**TASK TO COMPLETE**
Find all lines in the records that include the word "Suites", and copy them out.

**GIVEN DATA**
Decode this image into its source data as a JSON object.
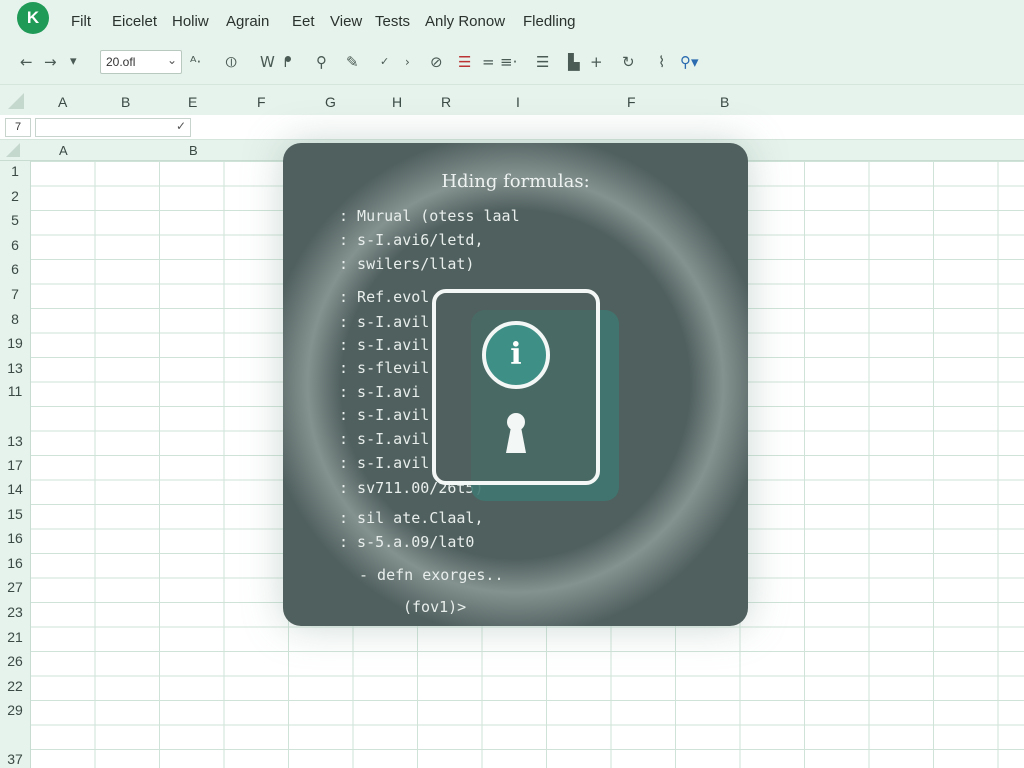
{
  "app": {
    "logo_letter": "K",
    "menu": [
      "Filt",
      "Eicelet",
      "Holiw",
      "Agrain",
      "Eet",
      "View",
      "Tests",
      "Anly Ronow",
      "Fledling"
    ]
  },
  "toolbar": {
    "zoom_value": "20.ofl",
    "icons": [
      "back-arrow-icon",
      "forward-arrow-icon",
      "dropdown-icon",
      "sort-icon",
      "link-icon",
      "word-icon",
      "wifi-icon",
      "search-icon",
      "pencil-icon",
      "check-icon",
      "arrow-icon",
      "paint-icon",
      "border-icon",
      "equals-icon",
      "align-icon",
      "list-icon",
      "chart-icon",
      "plus-icon",
      "refresh-icon",
      "cursor-icon",
      "user-icon"
    ]
  },
  "column_headers_top": [
    "A",
    "B",
    "E",
    "F",
    "G",
    "H",
    "R",
    "I",
    "F",
    "B"
  ],
  "formula_bar": {
    "name_box": "7",
    "value": ""
  },
  "column_headers_grid": [
    "A",
    "B"
  ],
  "row_numbers": [
    "1",
    "2",
    "5",
    "6",
    "6",
    "7",
    "8",
    "19",
    "13",
    "11",
    "13",
    "17",
    "14",
    "15",
    "16",
    "16",
    "27",
    "23",
    "21",
    "26",
    "22",
    "29",
    "37"
  ],
  "overlay": {
    "title": "Hding formulas:",
    "lines": [
      ": Murual (otess laal",
      ": s-I.avi6/letd,",
      ": swilers/llat)",
      ": Ref.evol",
      ": s-I.avil",
      ": s-I.avil",
      ": s-flevil",
      ": s-I.avi",
      ": s-I.avil",
      ": s-I.avil",
      ": s-I.avil",
      ": sv711.00/26t5)",
      ": sil ate.Claal,",
      ": s-5.a.09/lat0",
      "- defn exorges..",
      "(fov1)>"
    ],
    "info_symbol": "i"
  }
}
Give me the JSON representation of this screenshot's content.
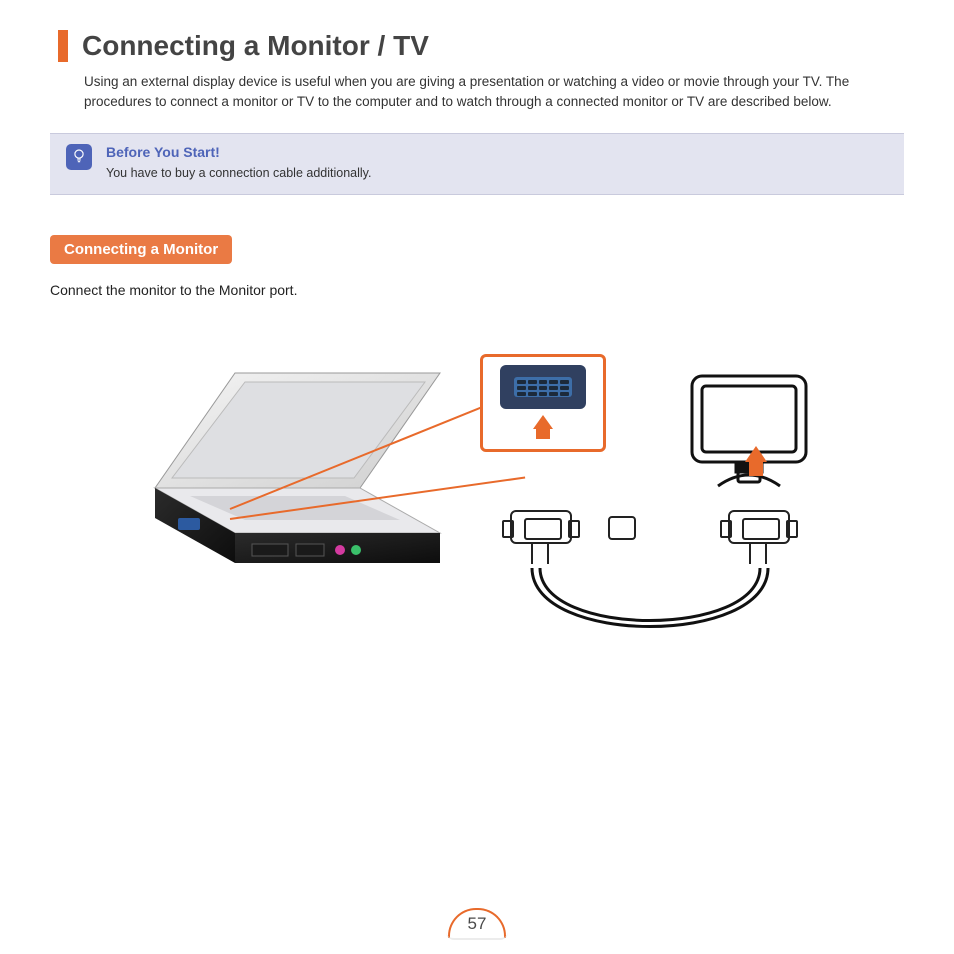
{
  "title": "Connecting a Monitor / TV",
  "intro": "Using an external display device is useful when you are giving a presentation or watching a video or movie through your TV. The procedures to connect a monitor or TV to the computer and to watch through a connected monitor or TV are described below.",
  "note": {
    "heading": "Before You Start!",
    "text": "You have to buy a connection cable additionally."
  },
  "section_heading": "Connecting a Monitor",
  "instruction": "Connect the monitor to the Monitor port.",
  "page_number": "57",
  "icons": {
    "tip": "lightbulb-icon",
    "port": "vga-port-icon",
    "monitor": "external-monitor-icon",
    "laptop": "laptop-icon",
    "cable": "vga-cable-icon"
  },
  "colors": {
    "accent": "#e86a2b",
    "note_bg": "#e3e4f0",
    "note_title": "#4e64b8"
  }
}
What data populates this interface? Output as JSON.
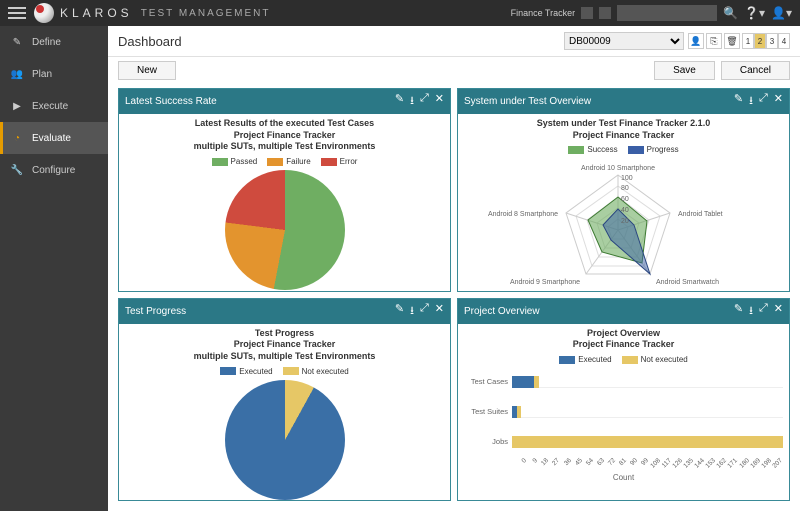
{
  "brand": {
    "name": "KLAROS",
    "sub": "TEST MANAGEMENT"
  },
  "topbar": {
    "project_label": "Finance Tracker",
    "search_placeholder": ""
  },
  "sidebar": {
    "items": [
      {
        "label": "Define",
        "icon": "pencil"
      },
      {
        "label": "Plan",
        "icon": "users"
      },
      {
        "label": "Execute",
        "icon": "play"
      },
      {
        "label": "Evaluate",
        "icon": "pie",
        "active": true
      },
      {
        "label": "Configure",
        "icon": "wrench"
      }
    ]
  },
  "page": {
    "title": "Dashboard",
    "selector_value": "DB00009",
    "pager": {
      "prev": "1",
      "current": "2",
      "next": "3",
      "last": "4"
    },
    "new_btn": "New",
    "save_btn": "Save",
    "cancel_btn": "Cancel"
  },
  "panels": {
    "latest_success": {
      "title": "Latest Success Rate",
      "chart_title_1": "Latest Results of the executed Test Cases",
      "chart_title_2": "Project Finance Tracker",
      "chart_title_3": "multiple SUTs, multiple Test Environments",
      "legend": {
        "passed": "Passed",
        "failure": "Failure",
        "error": "Error"
      }
    },
    "sut_overview": {
      "title": "System under Test Overview",
      "chart_title_1": "System under Test Finance Tracker 2.1.0",
      "chart_title_2": "Project Finance Tracker",
      "legend": {
        "success": "Success",
        "progress": "Progress"
      },
      "axes": [
        "Android 10 Smartphone",
        "Android Tablet",
        "Android Smartwatch",
        "Android 9 Smartphone",
        "Android 8 Smartphone"
      ],
      "rings": [
        "100",
        "80",
        "60",
        "40",
        "20"
      ]
    },
    "test_progress": {
      "title": "Test Progress",
      "chart_title_1": "Test Progress",
      "chart_title_2": "Project Finance Tracker",
      "chart_title_3": "multiple SUTs, multiple Test Environments",
      "legend": {
        "executed": "Executed",
        "not_executed": "Not executed"
      }
    },
    "project_overview": {
      "title": "Project Overview",
      "chart_title_1": "Project Overview",
      "chart_title_2": "Project Finance Tracker",
      "legend": {
        "executed": "Executed",
        "not_executed": "Not executed"
      },
      "rows": {
        "test_cases": "Test Cases",
        "test_suites": "Test Suites",
        "jobs": "Jobs"
      },
      "xlabel": "Count",
      "ticks": [
        "0",
        "9",
        "18",
        "27",
        "36",
        "45",
        "54",
        "63",
        "72",
        "81",
        "90",
        "99",
        "108",
        "117",
        "126",
        "135",
        "144",
        "153",
        "162",
        "171",
        "180",
        "189",
        "198",
        "207"
      ]
    }
  },
  "chart_data": [
    {
      "type": "pie",
      "id": "latest_success_rate",
      "title": "Latest Results of the executed Test Cases — Project Finance Tracker — multiple SUTs, multiple Test Environments",
      "series": [
        {
          "name": "Passed",
          "value": 53,
          "color": "#6fae62"
        },
        {
          "name": "Failure",
          "value": 24,
          "color": "#e3942e"
        },
        {
          "name": "Error",
          "value": 23,
          "color": "#cf4b3e"
        }
      ]
    },
    {
      "type": "radar",
      "id": "sut_overview",
      "title": "System under Test Finance Tracker 2.1.0 — Project Finance Tracker",
      "categories": [
        "Android 10 Smartphone",
        "Android Tablet",
        "Android Smartwatch",
        "Android 9 Smartphone",
        "Android 8 Smartphone"
      ],
      "max": 100,
      "rings": [
        20,
        40,
        60,
        80,
        100
      ],
      "series": [
        {
          "name": "Success",
          "color": "#6fae62",
          "values": [
            60,
            55,
            75,
            48,
            58
          ]
        },
        {
          "name": "Progress",
          "color": "#3a5fa6",
          "values": [
            38,
            30,
            100,
            22,
            28
          ]
        }
      ]
    },
    {
      "type": "pie",
      "id": "test_progress",
      "title": "Test Progress — Project Finance Tracker — multiple SUTs, multiple Test Environments",
      "series": [
        {
          "name": "Executed",
          "value": 92,
          "color": "#3a6fa6"
        },
        {
          "name": "Not executed",
          "value": 8,
          "color": "#e6c766"
        }
      ]
    },
    {
      "type": "bar",
      "orientation": "horizontal",
      "id": "project_overview",
      "title": "Project Overview — Project Finance Tracker",
      "xlabel": "Count",
      "xlim": [
        0,
        207
      ],
      "categories": [
        "Test Cases",
        "Test Suites",
        "Jobs"
      ],
      "series": [
        {
          "name": "Executed",
          "color": "#3a6fa6",
          "values": [
            17,
            4,
            0
          ]
        },
        {
          "name": "Not executed",
          "color": "#e6c766",
          "values": [
            4,
            3,
            207
          ]
        }
      ]
    }
  ]
}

**SOLUTION TO THE EXERCISE**
        "test_suites": "Test Suites",
        "Test Suites",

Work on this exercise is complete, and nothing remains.